■ TASK PROMPT ■
Render the listing as a JSON array of strings, one string per line and blank lines omitted, starting at its first line and stopping after the line that contains "y-tick-label: 4 (585, 133, 592, 148)". Include both of those lines and no others.

■ RECORD EXCERPTS ■
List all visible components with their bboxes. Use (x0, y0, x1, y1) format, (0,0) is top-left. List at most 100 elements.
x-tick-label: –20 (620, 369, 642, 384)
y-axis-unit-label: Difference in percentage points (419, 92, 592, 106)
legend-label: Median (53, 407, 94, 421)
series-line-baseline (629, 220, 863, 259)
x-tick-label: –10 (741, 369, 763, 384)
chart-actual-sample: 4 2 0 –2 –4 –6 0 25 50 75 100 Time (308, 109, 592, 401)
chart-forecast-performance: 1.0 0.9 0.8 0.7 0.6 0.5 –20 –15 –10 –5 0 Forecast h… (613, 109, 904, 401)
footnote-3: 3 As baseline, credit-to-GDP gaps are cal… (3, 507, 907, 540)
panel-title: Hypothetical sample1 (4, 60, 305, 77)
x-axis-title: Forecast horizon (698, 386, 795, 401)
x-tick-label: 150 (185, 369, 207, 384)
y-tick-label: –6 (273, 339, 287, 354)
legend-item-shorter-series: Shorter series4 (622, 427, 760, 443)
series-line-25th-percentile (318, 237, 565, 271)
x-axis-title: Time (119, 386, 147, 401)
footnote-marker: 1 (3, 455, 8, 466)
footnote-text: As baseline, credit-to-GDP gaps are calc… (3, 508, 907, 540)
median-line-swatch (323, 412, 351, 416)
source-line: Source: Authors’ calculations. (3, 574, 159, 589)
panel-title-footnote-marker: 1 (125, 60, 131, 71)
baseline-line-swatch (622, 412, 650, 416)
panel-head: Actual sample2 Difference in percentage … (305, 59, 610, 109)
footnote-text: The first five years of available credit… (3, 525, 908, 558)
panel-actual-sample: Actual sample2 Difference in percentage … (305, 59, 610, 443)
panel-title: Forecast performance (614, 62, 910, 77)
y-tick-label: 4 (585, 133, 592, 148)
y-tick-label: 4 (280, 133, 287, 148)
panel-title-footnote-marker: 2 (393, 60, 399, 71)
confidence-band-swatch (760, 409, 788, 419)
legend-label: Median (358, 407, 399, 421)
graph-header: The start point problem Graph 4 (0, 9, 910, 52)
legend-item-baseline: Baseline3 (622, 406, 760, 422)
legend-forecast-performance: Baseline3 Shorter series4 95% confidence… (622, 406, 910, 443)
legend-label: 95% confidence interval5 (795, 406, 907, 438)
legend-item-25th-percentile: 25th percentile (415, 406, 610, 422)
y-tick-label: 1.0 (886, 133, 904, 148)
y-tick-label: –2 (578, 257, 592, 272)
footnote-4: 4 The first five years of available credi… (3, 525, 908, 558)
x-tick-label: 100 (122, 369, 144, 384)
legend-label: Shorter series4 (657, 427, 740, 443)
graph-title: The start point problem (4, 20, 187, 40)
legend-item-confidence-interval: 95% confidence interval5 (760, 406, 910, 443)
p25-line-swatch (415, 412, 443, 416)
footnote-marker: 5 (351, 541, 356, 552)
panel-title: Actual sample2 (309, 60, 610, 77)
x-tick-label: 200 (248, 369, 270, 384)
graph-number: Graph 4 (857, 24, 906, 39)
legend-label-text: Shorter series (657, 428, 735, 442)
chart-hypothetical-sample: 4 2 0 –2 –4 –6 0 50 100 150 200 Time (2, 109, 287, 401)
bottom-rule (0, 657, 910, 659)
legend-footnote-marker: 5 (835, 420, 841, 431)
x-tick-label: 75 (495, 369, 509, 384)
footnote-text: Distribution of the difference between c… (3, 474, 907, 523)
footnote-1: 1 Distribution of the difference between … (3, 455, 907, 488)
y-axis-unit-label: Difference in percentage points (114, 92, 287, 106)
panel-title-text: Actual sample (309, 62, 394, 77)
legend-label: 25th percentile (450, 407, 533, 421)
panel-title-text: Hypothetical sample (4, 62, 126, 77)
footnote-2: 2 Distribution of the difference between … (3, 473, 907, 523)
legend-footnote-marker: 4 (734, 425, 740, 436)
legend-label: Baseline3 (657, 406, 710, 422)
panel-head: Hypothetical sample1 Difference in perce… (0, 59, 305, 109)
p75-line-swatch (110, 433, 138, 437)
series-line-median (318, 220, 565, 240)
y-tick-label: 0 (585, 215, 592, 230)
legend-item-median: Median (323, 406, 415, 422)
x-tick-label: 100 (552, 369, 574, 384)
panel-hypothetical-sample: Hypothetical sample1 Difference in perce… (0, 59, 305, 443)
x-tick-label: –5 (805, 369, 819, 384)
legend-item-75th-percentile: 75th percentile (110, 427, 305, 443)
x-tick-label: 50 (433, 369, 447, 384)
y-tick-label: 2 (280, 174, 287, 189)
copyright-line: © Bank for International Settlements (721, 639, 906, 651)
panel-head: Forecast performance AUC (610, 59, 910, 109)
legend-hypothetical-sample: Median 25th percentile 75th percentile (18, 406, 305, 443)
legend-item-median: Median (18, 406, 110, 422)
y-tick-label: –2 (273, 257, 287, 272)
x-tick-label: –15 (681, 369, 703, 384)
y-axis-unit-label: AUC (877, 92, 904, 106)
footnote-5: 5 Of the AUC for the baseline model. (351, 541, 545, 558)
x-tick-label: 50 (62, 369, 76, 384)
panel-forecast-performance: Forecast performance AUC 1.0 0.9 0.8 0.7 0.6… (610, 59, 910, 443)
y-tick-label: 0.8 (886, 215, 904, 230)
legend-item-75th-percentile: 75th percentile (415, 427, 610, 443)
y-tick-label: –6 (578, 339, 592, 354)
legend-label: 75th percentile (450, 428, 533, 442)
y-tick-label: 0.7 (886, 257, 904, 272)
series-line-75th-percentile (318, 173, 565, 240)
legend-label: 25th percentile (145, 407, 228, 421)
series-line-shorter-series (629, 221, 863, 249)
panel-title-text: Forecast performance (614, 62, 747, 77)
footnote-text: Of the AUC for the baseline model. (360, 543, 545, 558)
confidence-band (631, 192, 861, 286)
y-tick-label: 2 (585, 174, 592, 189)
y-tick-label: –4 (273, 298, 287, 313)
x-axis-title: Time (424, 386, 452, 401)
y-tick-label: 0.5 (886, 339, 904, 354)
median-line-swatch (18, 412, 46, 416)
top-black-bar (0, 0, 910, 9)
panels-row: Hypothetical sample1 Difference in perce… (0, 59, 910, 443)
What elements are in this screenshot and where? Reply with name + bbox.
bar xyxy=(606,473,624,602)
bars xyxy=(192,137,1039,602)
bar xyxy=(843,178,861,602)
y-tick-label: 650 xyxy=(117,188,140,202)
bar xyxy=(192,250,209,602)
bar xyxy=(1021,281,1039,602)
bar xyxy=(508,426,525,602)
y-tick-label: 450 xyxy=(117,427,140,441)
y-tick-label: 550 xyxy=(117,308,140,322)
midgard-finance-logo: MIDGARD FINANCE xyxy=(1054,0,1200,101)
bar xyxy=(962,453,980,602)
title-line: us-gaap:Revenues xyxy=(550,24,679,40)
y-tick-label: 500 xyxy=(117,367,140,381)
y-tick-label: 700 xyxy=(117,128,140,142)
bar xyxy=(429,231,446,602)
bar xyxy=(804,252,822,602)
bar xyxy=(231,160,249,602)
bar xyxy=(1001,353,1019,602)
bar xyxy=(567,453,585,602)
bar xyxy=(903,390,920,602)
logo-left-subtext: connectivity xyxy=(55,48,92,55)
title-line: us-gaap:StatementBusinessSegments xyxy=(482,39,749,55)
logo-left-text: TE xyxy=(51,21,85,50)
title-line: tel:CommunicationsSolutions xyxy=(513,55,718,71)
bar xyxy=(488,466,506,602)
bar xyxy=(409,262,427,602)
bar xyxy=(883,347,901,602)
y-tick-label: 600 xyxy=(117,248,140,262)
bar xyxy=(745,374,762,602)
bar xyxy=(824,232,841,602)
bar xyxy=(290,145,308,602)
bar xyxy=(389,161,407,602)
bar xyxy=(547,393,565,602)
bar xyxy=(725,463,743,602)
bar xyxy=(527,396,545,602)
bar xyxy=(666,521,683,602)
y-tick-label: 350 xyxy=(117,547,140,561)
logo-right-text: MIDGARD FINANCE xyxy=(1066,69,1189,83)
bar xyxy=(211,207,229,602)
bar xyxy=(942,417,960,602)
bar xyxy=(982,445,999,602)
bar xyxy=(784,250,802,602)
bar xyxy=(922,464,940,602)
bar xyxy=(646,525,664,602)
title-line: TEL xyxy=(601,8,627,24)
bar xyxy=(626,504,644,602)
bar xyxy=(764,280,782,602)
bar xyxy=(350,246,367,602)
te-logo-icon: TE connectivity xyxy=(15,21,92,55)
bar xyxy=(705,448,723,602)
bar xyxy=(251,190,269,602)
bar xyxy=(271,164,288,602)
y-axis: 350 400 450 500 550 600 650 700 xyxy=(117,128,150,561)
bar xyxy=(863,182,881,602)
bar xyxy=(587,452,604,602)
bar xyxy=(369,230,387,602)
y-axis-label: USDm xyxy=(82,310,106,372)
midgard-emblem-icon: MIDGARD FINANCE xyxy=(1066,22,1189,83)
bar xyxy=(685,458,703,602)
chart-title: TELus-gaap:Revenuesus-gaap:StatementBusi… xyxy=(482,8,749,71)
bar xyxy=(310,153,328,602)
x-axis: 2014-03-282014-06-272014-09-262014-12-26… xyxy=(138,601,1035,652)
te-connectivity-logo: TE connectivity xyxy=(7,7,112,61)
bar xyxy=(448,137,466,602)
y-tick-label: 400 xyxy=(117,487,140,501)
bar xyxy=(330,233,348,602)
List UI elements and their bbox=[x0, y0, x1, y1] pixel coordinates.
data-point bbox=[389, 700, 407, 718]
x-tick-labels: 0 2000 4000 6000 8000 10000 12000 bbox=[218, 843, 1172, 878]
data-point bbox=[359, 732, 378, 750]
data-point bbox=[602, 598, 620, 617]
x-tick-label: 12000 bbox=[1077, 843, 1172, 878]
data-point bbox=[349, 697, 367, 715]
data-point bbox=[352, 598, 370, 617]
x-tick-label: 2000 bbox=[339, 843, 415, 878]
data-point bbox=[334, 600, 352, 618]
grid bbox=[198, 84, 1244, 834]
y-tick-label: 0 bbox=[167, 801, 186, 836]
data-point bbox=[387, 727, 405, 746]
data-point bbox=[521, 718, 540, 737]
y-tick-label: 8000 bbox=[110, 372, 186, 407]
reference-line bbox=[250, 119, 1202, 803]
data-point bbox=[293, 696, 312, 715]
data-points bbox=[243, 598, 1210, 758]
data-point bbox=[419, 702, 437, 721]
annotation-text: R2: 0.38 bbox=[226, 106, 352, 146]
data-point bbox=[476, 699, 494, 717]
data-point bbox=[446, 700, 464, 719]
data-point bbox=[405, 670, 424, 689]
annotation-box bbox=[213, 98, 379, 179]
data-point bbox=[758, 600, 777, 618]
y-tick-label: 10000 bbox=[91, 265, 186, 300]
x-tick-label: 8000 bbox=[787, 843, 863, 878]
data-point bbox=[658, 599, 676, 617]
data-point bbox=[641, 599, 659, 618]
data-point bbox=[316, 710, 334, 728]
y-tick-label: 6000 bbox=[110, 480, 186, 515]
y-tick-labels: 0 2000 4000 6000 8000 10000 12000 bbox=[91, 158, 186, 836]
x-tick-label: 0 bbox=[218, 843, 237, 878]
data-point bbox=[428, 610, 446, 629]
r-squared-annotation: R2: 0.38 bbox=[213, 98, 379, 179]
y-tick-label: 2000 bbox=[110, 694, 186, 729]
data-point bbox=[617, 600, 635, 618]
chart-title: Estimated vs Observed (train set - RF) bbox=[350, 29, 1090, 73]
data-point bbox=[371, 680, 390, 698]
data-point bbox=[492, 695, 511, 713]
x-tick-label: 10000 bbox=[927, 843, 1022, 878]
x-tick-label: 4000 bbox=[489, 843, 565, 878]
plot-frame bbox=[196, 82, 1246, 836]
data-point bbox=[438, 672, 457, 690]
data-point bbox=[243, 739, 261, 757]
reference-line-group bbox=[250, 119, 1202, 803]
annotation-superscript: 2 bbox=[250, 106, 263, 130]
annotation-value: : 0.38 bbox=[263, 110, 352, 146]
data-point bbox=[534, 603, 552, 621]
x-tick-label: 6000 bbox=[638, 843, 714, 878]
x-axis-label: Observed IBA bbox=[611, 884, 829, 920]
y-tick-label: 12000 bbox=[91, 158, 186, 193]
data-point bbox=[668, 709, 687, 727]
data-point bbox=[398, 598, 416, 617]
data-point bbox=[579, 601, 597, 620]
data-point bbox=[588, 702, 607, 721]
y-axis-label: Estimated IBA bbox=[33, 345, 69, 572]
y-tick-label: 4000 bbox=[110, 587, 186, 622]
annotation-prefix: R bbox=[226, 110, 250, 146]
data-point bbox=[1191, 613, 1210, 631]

■ FULL OUTPUT ■
[
  "List all visible components with their bboxes. Use (x0, y0, x1, y1) format, (0,0) is top-left. List at most 100 elements.",
  "x-tick-label: –20 (620, 369, 642, 384)",
  "y-axis-unit-label: Difference in percentage points (419, 92, 592, 106)",
  "legend-label: Median (53, 407, 94, 421)",
  "series-line-baseline (629, 220, 863, 259)",
  "x-tick-label: –10 (741, 369, 763, 384)",
  "chart-actual-sample: 4 2 0 –2 –4 –6 0 25 50 75 100 Time (308, 109, 592, 401)",
  "chart-forecast-performance: 1.0 0.9 0.8 0.7 0.6 0.5 –20 –15 –10 –5 0 Forecast h… (613, 109, 904, 401)",
  "footnote-3: 3 As baseline, credit-to-GDP gaps are cal… (3, 507, 907, 540)",
  "panel-title: Hypothetical sample1 (4, 60, 305, 77)",
  "x-axis-title: Forecast horizon (698, 386, 795, 401)",
  "x-tick-label: 150 (185, 369, 207, 384)",
  "y-tick-label: –6 (273, 339, 287, 354)",
  "legend-item-shorter-series: Shorter series4 (622, 427, 760, 443)",
  "series-line-25th-percentile (318, 237, 565, 271)",
  "x-axis-title: Time (119, 386, 147, 401)",
  "footnote-marker: 1 (3, 455, 8, 466)",
  "footnote-text: As baseline, credit-to-GDP gaps are calc… (3, 508, 907, 540)",
  "median-line-swatch (323, 412, 351, 416)",
  "source-line: Source: Authors’ calculations. (3, 574, 159, 589)",
  "panel-title-footnote-marker: 1 (125, 60, 131, 71)",
  "baseline-line-swatch (622, 412, 650, 416)",
  "panel-head: Actual sample2 Difference in percentage … (305, 59, 610, 109)",
  "footnote-text: The first five years of available credit… (3, 525, 908, 558)",
  "panel-actual-sample: Actual sample2 Difference in percentage … (305, 59, 610, 443)",
  "panel-title: Forecast performance (614, 62, 910, 77)",
  "y-tick-label: 4 (585, 133, 592, 148)"
]